*WRITTEN EXERCISE*
All entries below are to be set down again, identical to the source.

[Part of a data file]
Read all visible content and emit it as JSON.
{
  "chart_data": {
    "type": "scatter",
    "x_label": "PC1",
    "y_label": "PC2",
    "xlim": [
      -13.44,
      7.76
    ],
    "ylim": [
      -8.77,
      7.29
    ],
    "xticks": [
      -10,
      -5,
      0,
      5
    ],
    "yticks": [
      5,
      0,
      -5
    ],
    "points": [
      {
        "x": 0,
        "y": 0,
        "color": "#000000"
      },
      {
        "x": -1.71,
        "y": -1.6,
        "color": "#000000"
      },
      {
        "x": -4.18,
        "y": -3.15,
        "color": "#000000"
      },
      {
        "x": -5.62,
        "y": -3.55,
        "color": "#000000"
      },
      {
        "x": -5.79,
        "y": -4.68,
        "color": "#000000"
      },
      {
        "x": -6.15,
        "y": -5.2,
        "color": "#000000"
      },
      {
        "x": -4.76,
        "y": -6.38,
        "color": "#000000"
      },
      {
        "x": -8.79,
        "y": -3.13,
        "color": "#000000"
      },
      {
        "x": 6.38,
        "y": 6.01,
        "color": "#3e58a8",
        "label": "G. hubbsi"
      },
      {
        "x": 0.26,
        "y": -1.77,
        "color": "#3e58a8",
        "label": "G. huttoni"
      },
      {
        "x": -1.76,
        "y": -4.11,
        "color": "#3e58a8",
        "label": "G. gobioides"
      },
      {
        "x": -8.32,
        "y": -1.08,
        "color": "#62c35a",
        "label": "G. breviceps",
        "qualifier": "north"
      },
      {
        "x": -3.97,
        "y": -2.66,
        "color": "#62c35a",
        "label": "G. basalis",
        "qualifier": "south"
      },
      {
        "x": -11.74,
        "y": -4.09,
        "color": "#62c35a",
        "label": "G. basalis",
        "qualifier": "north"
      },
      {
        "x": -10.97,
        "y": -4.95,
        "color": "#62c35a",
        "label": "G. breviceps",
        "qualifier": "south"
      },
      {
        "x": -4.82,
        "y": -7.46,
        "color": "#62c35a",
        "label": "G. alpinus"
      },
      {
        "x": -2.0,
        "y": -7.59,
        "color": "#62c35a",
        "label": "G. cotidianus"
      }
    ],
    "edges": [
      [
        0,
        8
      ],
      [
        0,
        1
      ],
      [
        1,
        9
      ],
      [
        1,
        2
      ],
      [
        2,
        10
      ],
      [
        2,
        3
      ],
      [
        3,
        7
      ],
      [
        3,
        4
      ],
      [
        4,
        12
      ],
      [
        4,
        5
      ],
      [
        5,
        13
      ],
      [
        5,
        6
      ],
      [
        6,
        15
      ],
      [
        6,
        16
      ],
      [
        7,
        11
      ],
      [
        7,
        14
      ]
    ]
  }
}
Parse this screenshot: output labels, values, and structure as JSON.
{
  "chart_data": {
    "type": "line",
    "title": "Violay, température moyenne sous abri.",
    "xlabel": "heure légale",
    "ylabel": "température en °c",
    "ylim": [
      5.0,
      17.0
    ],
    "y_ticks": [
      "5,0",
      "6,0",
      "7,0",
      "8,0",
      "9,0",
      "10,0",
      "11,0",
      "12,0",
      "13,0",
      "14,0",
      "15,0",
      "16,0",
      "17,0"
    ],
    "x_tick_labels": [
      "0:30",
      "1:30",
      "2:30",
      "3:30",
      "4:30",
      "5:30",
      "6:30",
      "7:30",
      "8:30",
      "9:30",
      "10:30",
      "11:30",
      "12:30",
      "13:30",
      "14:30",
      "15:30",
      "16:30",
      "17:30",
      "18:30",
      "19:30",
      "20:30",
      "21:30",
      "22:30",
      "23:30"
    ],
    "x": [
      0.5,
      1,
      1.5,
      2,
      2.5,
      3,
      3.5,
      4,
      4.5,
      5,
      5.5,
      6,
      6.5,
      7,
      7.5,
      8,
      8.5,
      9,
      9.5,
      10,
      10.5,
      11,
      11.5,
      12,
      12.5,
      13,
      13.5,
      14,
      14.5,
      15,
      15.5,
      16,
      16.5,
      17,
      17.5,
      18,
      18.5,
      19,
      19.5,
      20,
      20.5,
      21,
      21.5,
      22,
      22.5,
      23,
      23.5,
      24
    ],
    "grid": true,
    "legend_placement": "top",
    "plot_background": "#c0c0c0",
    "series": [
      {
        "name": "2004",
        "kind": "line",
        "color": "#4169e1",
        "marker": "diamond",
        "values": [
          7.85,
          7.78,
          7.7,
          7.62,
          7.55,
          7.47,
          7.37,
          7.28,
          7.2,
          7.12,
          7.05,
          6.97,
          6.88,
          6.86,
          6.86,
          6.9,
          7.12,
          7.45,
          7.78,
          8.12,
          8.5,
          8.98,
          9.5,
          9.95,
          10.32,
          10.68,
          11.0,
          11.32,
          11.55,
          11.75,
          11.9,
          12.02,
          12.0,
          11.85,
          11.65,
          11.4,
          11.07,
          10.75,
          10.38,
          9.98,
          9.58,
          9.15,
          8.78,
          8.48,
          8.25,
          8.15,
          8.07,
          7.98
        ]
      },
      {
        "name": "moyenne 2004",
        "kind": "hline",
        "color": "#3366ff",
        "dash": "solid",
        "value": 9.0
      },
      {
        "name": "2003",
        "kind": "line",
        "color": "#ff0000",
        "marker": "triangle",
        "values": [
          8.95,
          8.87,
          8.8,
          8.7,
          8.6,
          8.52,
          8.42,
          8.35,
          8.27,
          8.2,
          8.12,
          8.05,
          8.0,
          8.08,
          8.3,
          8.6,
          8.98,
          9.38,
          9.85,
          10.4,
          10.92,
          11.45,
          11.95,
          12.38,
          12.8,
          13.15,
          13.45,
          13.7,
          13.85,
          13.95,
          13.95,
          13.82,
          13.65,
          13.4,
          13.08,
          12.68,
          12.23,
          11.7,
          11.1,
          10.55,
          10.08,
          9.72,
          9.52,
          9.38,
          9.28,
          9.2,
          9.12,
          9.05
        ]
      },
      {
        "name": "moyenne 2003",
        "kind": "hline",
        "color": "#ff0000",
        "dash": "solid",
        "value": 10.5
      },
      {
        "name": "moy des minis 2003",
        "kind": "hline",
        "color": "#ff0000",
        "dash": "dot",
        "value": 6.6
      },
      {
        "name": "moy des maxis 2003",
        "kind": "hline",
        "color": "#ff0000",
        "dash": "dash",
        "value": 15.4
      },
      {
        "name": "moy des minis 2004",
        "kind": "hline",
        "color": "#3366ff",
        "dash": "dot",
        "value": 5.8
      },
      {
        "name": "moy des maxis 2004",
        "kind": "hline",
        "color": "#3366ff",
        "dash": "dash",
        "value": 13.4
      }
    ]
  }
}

*OUTPUT FOR THIS TASK*
Read all visible content and emit it as JSON.
{
  "chart_data": {
    "type": "scatter",
    "x_label": "PC1",
    "y_label": "PC2",
    "xlim": [
      -13.44,
      7.76
    ],
    "ylim": [
      -8.77,
      7.29
    ],
    "xticks": [
      -10,
      -5,
      0,
      5
    ],
    "yticks": [
      5,
      0,
      -5
    ],
    "points": [
      {
        "x": 0,
        "y": 0,
        "color": "#000000"
      },
      {
        "x": -1.71,
        "y": -1.6,
        "color": "#000000"
      },
      {
        "x": -4.18,
        "y": -3.15,
        "color": "#000000"
      },
      {
        "x": -5.62,
        "y": -3.55,
        "color": "#000000"
      },
      {
        "x": -5.79,
        "y": -4.68,
        "color": "#000000"
      },
      {
        "x": -6.15,
        "y": -5.2,
        "color": "#000000"
      },
      {
        "x": -4.76,
        "y": -6.38,
        "color": "#000000"
      },
      {
        "x": -8.79,
        "y": -3.13,
        "color": "#000000"
      },
      {
        "x": 6.38,
        "y": 6.01,
        "color": "#3e58a8",
        "label": "G. hubbsi"
      },
      {
        "x": 0.26,
        "y": -1.77,
        "color": "#3e58a8",
        "label": "G. huttoni"
      },
      {
        "x": -1.76,
        "y": -4.11,
        "color": "#3e58a8",
        "label": "G. gobioides"
      },
      {
        "x": -8.32,
        "y": -1.08,
        "color": "#62c35a",
        "label": "G. breviceps",
        "qualifier": "north"
      },
      {
        "x": -3.97,
        "y": -2.66,
        "color": "#62c35a",
        "label": "G. basalis",
        "qualifier": "south"
      },
      {
        "x": -11.74,
        "y": -4.09,
        "color": "#62c35a",
        "label": "G. basalis",
        "qualifier": "north"
      },
      {
        "x": -10.97,
        "y": -4.95,
        "color": "#62c35a",
        "label": "G. breviceps",
        "qualifier": "south"
      },
      {
        "x": -4.82,
        "y": -7.46,
        "color": "#62c35a",
        "label": "G. alpinus"
      },
      {
        "x": -2.0,
        "y": -7.59,
        "color": "#62c35a",
        "label": "G. cotidianus"
      }
    ],
    "edges": [
      [
        0,
        8
      ],
      [
        0,
        1
      ],
      [
        1,
        9
      ],
      [
        1,
        2
      ],
      [
        2,
        10
      ],
      [
        2,
        3
      ],
      [
        3,
        7
      ],
      [
        3,
        4
      ],
      [
        4,
        12
      ],
      [
        4,
        5
      ],
      [
        5,
        13
      ],
      [
        5,
        6
      ],
      [
        6,
        15
      ],
      [
        6,
        16
      ],
      [
        7,
        11
      ],
      [
        7,
        14
      ]
    ]
  }
}
Parse this screenshot: output labels, values, and structure as JSON.
{
  "chart_data": {
    "type": "line",
    "title": "Violay, température moyenne sous abri.",
    "xlabel": "heure légale",
    "ylabel": "température en °c",
    "ylim": [
      5.0,
      17.0
    ],
    "y_ticks": [
      "5,0",
      "6,0",
      "7,0",
      "8,0",
      "9,0",
      "10,0",
      "11,0",
      "12,0",
      "13,0",
      "14,0",
      "15,0",
      "16,0",
      "17,0"
    ],
    "x_tick_labels": [
      "0:30",
      "1:30",
      "2:30",
      "3:30",
      "4:30",
      "5:30",
      "6:30",
      "7:30",
      "8:30",
      "9:30",
      "10:30",
      "11:30",
      "12:30",
      "13:30",
      "14:30",
      "15:30",
      "16:30",
      "17:30",
      "18:30",
      "19:30",
      "20:30",
      "21:30",
      "22:30",
      "23:30"
    ],
    "x": [
      0.5,
      1,
      1.5,
      2,
      2.5,
      3,
      3.5,
      4,
      4.5,
      5,
      5.5,
      6,
      6.5,
      7,
      7.5,
      8,
      8.5,
      9,
      9.5,
      10,
      10.5,
      11,
      11.5,
      12,
      12.5,
      13,
      13.5,
      14,
      14.5,
      15,
      15.5,
      16,
      16.5,
      17,
      17.5,
      18,
      18.5,
      19,
      19.5,
      20,
      20.5,
      21,
      21.5,
      22,
      22.5,
      23,
      23.5,
      24
    ],
    "grid": true,
    "legend_placement": "top",
    "plot_background": "#c0c0c0",
    "series": [
      {
        "name": "2004",
        "kind": "line",
        "color": "#4169e1",
        "marker": "diamond",
        "values": [
          7.85,
          7.78,
          7.7,
          7.62,
          7.55,
          7.47,
          7.37,
          7.28,
          7.2,
          7.12,
          7.05,
          6.97,
          6.88,
          6.86,
          6.86,
          6.9,
          7.12,
          7.45,
          7.78,
          8.12,
          8.5,
          8.98,
          9.5,
          9.95,
          10.32,
          10.68,
          11.0,
          11.32,
          11.55,
          11.75,
          11.9,
          12.02,
          12.0,
          11.85,
          11.65,
          11.4,
          11.07,
          10.75,
          10.38,
          9.98,
          9.58,
          9.15,
          8.78,
          8.48,
          8.25,
          8.15,
          8.07,
          7.98
        ]
      },
      {
        "name": "moyenne 2004",
        "kind": "hline",
        "color": "#3366ff",
        "dash": "solid",
        "value": 9.0
      },
      {
        "name": "2003",
        "kind": "line",
        "color": "#ff0000",
        "marker": "triangle",
        "values": [
          8.95,
          8.87,
          8.8,
          8.7,
          8.6,
          8.52,
          8.42,
          8.35,
          8.27,
          8.2,
          8.12,
          8.05,
          8.0,
          8.08,
          8.3,
          8.6,
          8.98,
          9.38,
          9.85,
          10.4,
          10.92,
          11.45,
          11.95,
          12.38,
          12.8,
          13.15,
          13.45,
          13.7,
          13.85,
          13.95,
          13.95,
          13.82,
          13.65,
          13.4,
          13.08,
          12.68,
          12.23,
          11.7,
          11.1,
          10.55,
          10.08,
          9.72,
          9.52,
          9.38,
          9.28,
          9.2,
          9.12,
          9.05
        ]
      },
      {
        "name": "moyenne 2003",
        "kind": "hline",
        "color": "#ff0000",
        "dash": "solid",
        "value": 10.5
      },
      {
        "name": "moy des minis 2003",
        "kind": "hline",
        "color": "#ff0000",
        "dash": "dot",
        "value": 6.6
      },
      {
        "name": "moy des maxis 2003",
        "kind": "hline",
        "color": "#ff0000",
        "dash": "dash",
        "value": 15.4
      },
      {
        "name": "moy des minis 2004",
        "kind": "hline",
        "color": "#3366ff",
        "dash": "dot",
        "value": 5.8
      },
      {
        "name": "moy des maxis 2004",
        "kind": "hline",
        "color": "#3366ff",
        "dash": "dash",
        "value": 13.4
      }
    ]
  }
}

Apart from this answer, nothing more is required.